● Provided material
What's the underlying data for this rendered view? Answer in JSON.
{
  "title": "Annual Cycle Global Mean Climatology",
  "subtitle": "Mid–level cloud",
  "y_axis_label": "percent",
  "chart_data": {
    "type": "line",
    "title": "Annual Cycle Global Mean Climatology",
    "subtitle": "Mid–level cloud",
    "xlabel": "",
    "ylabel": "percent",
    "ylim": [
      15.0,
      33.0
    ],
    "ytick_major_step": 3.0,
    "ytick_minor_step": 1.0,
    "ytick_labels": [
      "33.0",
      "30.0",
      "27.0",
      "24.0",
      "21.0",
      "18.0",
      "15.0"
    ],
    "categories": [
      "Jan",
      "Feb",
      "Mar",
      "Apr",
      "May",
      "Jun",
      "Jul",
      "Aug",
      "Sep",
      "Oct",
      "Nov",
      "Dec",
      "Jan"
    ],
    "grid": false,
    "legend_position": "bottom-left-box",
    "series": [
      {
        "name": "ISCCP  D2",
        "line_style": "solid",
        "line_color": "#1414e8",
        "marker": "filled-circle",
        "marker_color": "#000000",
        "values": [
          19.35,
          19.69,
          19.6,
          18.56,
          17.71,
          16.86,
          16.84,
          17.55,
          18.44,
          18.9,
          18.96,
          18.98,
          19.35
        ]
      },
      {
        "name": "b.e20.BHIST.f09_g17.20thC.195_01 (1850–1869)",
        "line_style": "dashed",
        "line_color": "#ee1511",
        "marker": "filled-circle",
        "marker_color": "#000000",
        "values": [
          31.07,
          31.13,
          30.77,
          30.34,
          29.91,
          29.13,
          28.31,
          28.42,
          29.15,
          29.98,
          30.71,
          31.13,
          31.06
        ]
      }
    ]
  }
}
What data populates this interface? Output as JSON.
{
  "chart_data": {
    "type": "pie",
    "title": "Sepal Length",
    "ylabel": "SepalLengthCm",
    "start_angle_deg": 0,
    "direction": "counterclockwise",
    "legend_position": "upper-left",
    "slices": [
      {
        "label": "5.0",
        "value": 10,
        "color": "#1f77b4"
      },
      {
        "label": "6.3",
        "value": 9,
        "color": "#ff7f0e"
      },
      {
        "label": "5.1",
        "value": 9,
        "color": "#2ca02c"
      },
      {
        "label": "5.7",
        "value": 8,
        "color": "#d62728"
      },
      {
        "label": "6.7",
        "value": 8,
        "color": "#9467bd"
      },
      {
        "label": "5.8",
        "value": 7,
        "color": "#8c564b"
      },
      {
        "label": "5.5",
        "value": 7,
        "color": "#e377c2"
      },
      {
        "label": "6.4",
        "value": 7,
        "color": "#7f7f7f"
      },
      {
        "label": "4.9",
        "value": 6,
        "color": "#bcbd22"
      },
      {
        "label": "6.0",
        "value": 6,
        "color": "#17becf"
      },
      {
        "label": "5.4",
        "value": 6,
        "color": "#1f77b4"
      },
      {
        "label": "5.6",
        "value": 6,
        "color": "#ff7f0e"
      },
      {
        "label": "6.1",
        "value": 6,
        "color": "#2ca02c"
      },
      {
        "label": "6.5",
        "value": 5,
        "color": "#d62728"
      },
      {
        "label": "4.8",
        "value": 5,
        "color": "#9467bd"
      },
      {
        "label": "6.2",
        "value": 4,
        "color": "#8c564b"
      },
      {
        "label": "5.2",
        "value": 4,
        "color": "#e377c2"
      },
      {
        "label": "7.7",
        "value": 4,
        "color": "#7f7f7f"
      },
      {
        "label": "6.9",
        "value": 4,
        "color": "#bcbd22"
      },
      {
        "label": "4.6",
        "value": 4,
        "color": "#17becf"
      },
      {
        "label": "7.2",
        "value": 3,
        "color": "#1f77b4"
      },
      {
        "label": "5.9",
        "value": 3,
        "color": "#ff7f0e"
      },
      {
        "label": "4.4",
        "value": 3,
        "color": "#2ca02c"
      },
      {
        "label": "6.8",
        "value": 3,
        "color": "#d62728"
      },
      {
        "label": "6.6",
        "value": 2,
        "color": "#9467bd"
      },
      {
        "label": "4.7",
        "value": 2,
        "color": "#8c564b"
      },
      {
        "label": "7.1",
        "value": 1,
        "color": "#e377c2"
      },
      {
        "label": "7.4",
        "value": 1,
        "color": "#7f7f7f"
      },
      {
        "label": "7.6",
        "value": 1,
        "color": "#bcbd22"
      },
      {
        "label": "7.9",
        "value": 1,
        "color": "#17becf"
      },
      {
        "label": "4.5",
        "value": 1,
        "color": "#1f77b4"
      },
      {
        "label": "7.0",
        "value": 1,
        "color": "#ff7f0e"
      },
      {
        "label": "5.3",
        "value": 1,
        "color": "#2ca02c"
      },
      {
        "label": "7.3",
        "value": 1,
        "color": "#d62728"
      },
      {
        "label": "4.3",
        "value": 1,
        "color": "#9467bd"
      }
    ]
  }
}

● Goal
Send back each record exactly as it stands.

● Answer below
What's the underlying data for this rendered view? Answer in JSON.
{
  "title": "Annual Cycle Global Mean Climatology",
  "subtitle": "Mid–level cloud",
  "y_axis_label": "percent",
  "chart_data": {
    "type": "line",
    "title": "Annual Cycle Global Mean Climatology",
    "subtitle": "Mid–level cloud",
    "xlabel": "",
    "ylabel": "percent",
    "ylim": [
      15.0,
      33.0
    ],
    "ytick_major_step": 3.0,
    "ytick_minor_step": 1.0,
    "ytick_labels": [
      "33.0",
      "30.0",
      "27.0",
      "24.0",
      "21.0",
      "18.0",
      "15.0"
    ],
    "categories": [
      "Jan",
      "Feb",
      "Mar",
      "Apr",
      "May",
      "Jun",
      "Jul",
      "Aug",
      "Sep",
      "Oct",
      "Nov",
      "Dec",
      "Jan"
    ],
    "grid": false,
    "legend_position": "bottom-left-box",
    "series": [
      {
        "name": "ISCCP  D2",
        "line_style": "solid",
        "line_color": "#1414e8",
        "marker": "filled-circle",
        "marker_color": "#000000",
        "values": [
          19.35,
          19.69,
          19.6,
          18.56,
          17.71,
          16.86,
          16.84,
          17.55,
          18.44,
          18.9,
          18.96,
          18.98,
          19.35
        ]
      },
      {
        "name": "b.e20.BHIST.f09_g17.20thC.195_01 (1850–1869)",
        "line_style": "dashed",
        "line_color": "#ee1511",
        "marker": "filled-circle",
        "marker_color": "#000000",
        "values": [
          31.07,
          31.13,
          30.77,
          30.34,
          29.91,
          29.13,
          28.31,
          28.42,
          29.15,
          29.98,
          30.71,
          31.13,
          31.06
        ]
      }
    ]
  }
}
What data populates this interface? Output as JSON.
{
  "chart_data": {
    "type": "pie",
    "title": "Sepal Length",
    "ylabel": "SepalLengthCm",
    "start_angle_deg": 0,
    "direction": "counterclockwise",
    "legend_position": "upper-left",
    "slices": [
      {
        "label": "5.0",
        "value": 10,
        "color": "#1f77b4"
      },
      {
        "label": "6.3",
        "value": 9,
        "color": "#ff7f0e"
      },
      {
        "label": "5.1",
        "value": 9,
        "color": "#2ca02c"
      },
      {
        "label": "5.7",
        "value": 8,
        "color": "#d62728"
      },
      {
        "label": "6.7",
        "value": 8,
        "color": "#9467bd"
      },
      {
        "label": "5.8",
        "value": 7,
        "color": "#8c564b"
      },
      {
        "label": "5.5",
        "value": 7,
        "color": "#e377c2"
      },
      {
        "label": "6.4",
        "value": 7,
        "color": "#7f7f7f"
      },
      {
        "label": "4.9",
        "value": 6,
        "color": "#bcbd22"
      },
      {
        "label": "6.0",
        "value": 6,
        "color": "#17becf"
      },
      {
        "label": "5.4",
        "value": 6,
        "color": "#1f77b4"
      },
      {
        "label": "5.6",
        "value": 6,
        "color": "#ff7f0e"
      },
      {
        "label": "6.1",
        "value": 6,
        "color": "#2ca02c"
      },
      {
        "label": "6.5",
        "value": 5,
        "color": "#d62728"
      },
      {
        "label": "4.8",
        "value": 5,
        "color": "#9467bd"
      },
      {
        "label": "6.2",
        "value": 4,
        "color": "#8c564b"
      },
      {
        "label": "5.2",
        "value": 4,
        "color": "#e377c2"
      },
      {
        "label": "7.7",
        "value": 4,
        "color": "#7f7f7f"
      },
      {
        "label": "6.9",
        "value": 4,
        "color": "#bcbd22"
      },
      {
        "label": "4.6",
        "value": 4,
        "color": "#17becf"
      },
      {
        "label": "7.2",
        "value": 3,
        "color": "#1f77b4"
      },
      {
        "label": "5.9",
        "value": 3,
        "color": "#ff7f0e"
      },
      {
        "label": "4.4",
        "value": 3,
        "color": "#2ca02c"
      },
      {
        "label": "6.8",
        "value": 3,
        "color": "#d62728"
      },
      {
        "label": "6.6",
        "value": 2,
        "color": "#9467bd"
      },
      {
        "label": "4.7",
        "value": 2,
        "color": "#8c564b"
      },
      {
        "label": "7.1",
        "value": 1,
        "color": "#e377c2"
      },
      {
        "label": "7.4",
        "value": 1,
        "color": "#7f7f7f"
      },
      {
        "label": "7.6",
        "value": 1,
        "color": "#bcbd22"
      },
      {
        "label": "7.9",
        "value": 1,
        "color": "#17becf"
      },
      {
        "label": "4.5",
        "value": 1,
        "color": "#1f77b4"
      },
      {
        "label": "7.0",
        "value": 1,
        "color": "#ff7f0e"
      },
      {
        "label": "5.3",
        "value": 1,
        "color": "#2ca02c"
      },
      {
        "label": "7.3",
        "value": 1,
        "color": "#d62728"
      },
      {
        "label": "4.3",
        "value": 1,
        "color": "#9467bd"
      }
    ]
  }
}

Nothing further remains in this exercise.